**What you have to do**
All of the material below is to be restated word for word, apart from the pictures.

**Data to process**
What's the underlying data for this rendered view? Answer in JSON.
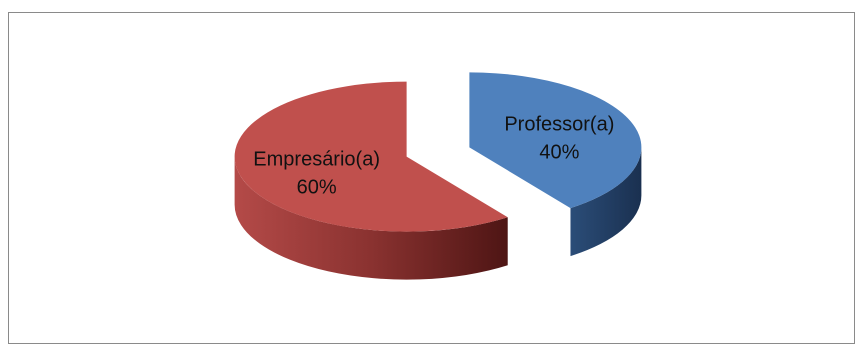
{
  "chart_data": {
    "type": "pie",
    "style": "3d-exploded",
    "categories": [
      "Professor(a)",
      "Empresário(a)"
    ],
    "values": [
      40,
      60
    ],
    "value_labels": [
      "40%",
      "60%"
    ],
    "colors": [
      "#4F81BD",
      "#C0504D"
    ],
    "legend": "none",
    "title": ""
  }
}
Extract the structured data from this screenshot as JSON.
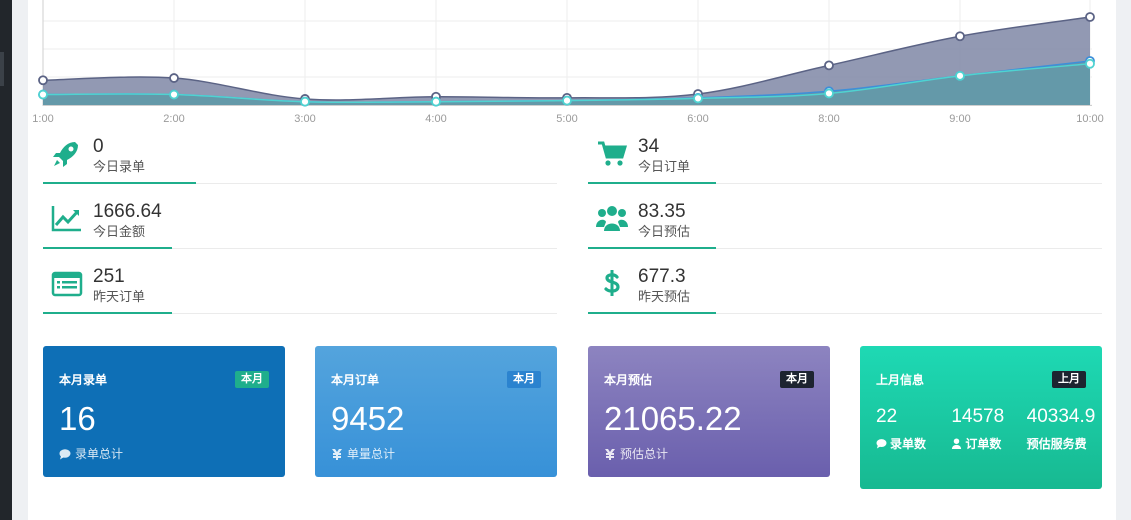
{
  "colors": {
    "accent": "#1fae8c",
    "series_a_fill": "#7f87a6",
    "series_a_line": "#5b6385",
    "series_b_line": "#4fd3d1",
    "series_c_line": "#3d8fd9"
  },
  "chart_data": {
    "type": "area",
    "title": "",
    "xlabel": "",
    "ylabel": "",
    "categories": [
      "1:00",
      "2:00",
      "3:00",
      "4:00",
      "5:00",
      "6:00",
      "8:00",
      "9:00",
      "10:00"
    ],
    "grid": true,
    "legend": "none",
    "series": [
      {
        "values": [
          45,
          49,
          11,
          15,
          13,
          20,
          72,
          125,
          160
        ]
      },
      {
        "values": [
          19,
          19,
          6,
          6,
          8,
          13,
          25,
          53,
          80
        ]
      },
      {
        "values": [
          19,
          19,
          6,
          6,
          8,
          12,
          21,
          53,
          75
        ]
      }
    ]
  },
  "stats": [
    {
      "icon": "rocket-icon",
      "value": "0",
      "label": "今日录单"
    },
    {
      "icon": "cart-icon",
      "value": "34",
      "label": "今日订单"
    },
    {
      "icon": "line-chart-icon",
      "value": "1666.64",
      "label": "今日金额"
    },
    {
      "icon": "users-icon",
      "value": "83.35",
      "label": "今日预估"
    },
    {
      "icon": "list-icon",
      "value": "251",
      "label": "昨天订单"
    },
    {
      "icon": "dollar-icon",
      "value": "677.3",
      "label": "昨天预估"
    }
  ],
  "cards": [
    {
      "title": "本月录单",
      "badge": "本月",
      "value": "16",
      "footer": "录单总计",
      "icon": "comment-icon"
    },
    {
      "title": "本月订单",
      "badge": "本月",
      "value": "9452",
      "footer": "单量总计",
      "icon": "coins-icon"
    },
    {
      "title": "本月预估",
      "badge": "本月",
      "value": "21065.22",
      "footer": "预估总计",
      "icon": "coins-icon"
    },
    {
      "title": "上月信息",
      "badge": "上月",
      "columns": [
        {
          "value": "22",
          "label": "录单数",
          "icon": "comment-icon"
        },
        {
          "value": "14578",
          "label": "订单数",
          "icon": "user-icon"
        },
        {
          "value": "40334.9",
          "label": "预估服务费",
          "icon": ""
        }
      ]
    }
  ]
}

**Exercise result**
What's the underlying data for this rendered view? Answer in JSON.
{
  "chart_data": {
    "type": "pie",
    "style": "3d-exploded",
    "categories": [
      "Professor(a)",
      "Empresário(a)"
    ],
    "values": [
      40,
      60
    ],
    "value_labels": [
      "40%",
      "60%"
    ],
    "colors": [
      "#4F81BD",
      "#C0504D"
    ],
    "legend": "none",
    "title": ""
  }
}
Extract the structured data from this screenshot as JSON.
{
  "colors": {
    "accent": "#1fae8c",
    "series_a_fill": "#7f87a6",
    "series_a_line": "#5b6385",
    "series_b_line": "#4fd3d1",
    "series_c_line": "#3d8fd9"
  },
  "chart_data": {
    "type": "area",
    "title": "",
    "xlabel": "",
    "ylabel": "",
    "categories": [
      "1:00",
      "2:00",
      "3:00",
      "4:00",
      "5:00",
      "6:00",
      "8:00",
      "9:00",
      "10:00"
    ],
    "grid": true,
    "legend": "none",
    "series": [
      {
        "values": [
          45,
          49,
          11,
          15,
          13,
          20,
          72,
          125,
          160
        ]
      },
      {
        "values": [
          19,
          19,
          6,
          6,
          8,
          13,
          25,
          53,
          80
        ]
      },
      {
        "values": [
          19,
          19,
          6,
          6,
          8,
          12,
          21,
          53,
          75
        ]
      }
    ]
  },
  "stats": [
    {
      "icon": "rocket-icon",
      "value": "0",
      "label": "今日录单"
    },
    {
      "icon": "cart-icon",
      "value": "34",
      "label": "今日订单"
    },
    {
      "icon": "line-chart-icon",
      "value": "1666.64",
      "label": "今日金额"
    },
    {
      "icon": "users-icon",
      "value": "83.35",
      "label": "今日预估"
    },
    {
      "icon": "list-icon",
      "value": "251",
      "label": "昨天订单"
    },
    {
      "icon": "dollar-icon",
      "value": "677.3",
      "label": "昨天预估"
    }
  ],
  "cards": [
    {
      "title": "本月录单",
      "badge": "本月",
      "value": "16",
      "footer": "录单总计",
      "icon": "comment-icon"
    },
    {
      "title": "本月订单",
      "badge": "本月",
      "value": "9452",
      "footer": "单量总计",
      "icon": "coins-icon"
    },
    {
      "title": "本月预估",
      "badge": "本月",
      "value": "21065.22",
      "footer": "预估总计",
      "icon": "coins-icon"
    },
    {
      "title": "上月信息",
      "badge": "上月",
      "columns": [
        {
          "value": "22",
          "label": "录单数",
          "icon": "comment-icon"
        },
        {
          "value": "14578",
          "label": "订单数",
          "icon": "user-icon"
        },
        {
          "value": "40334.9",
          "label": "预估服务费",
          "icon": ""
        }
      ]
    }
  ]
}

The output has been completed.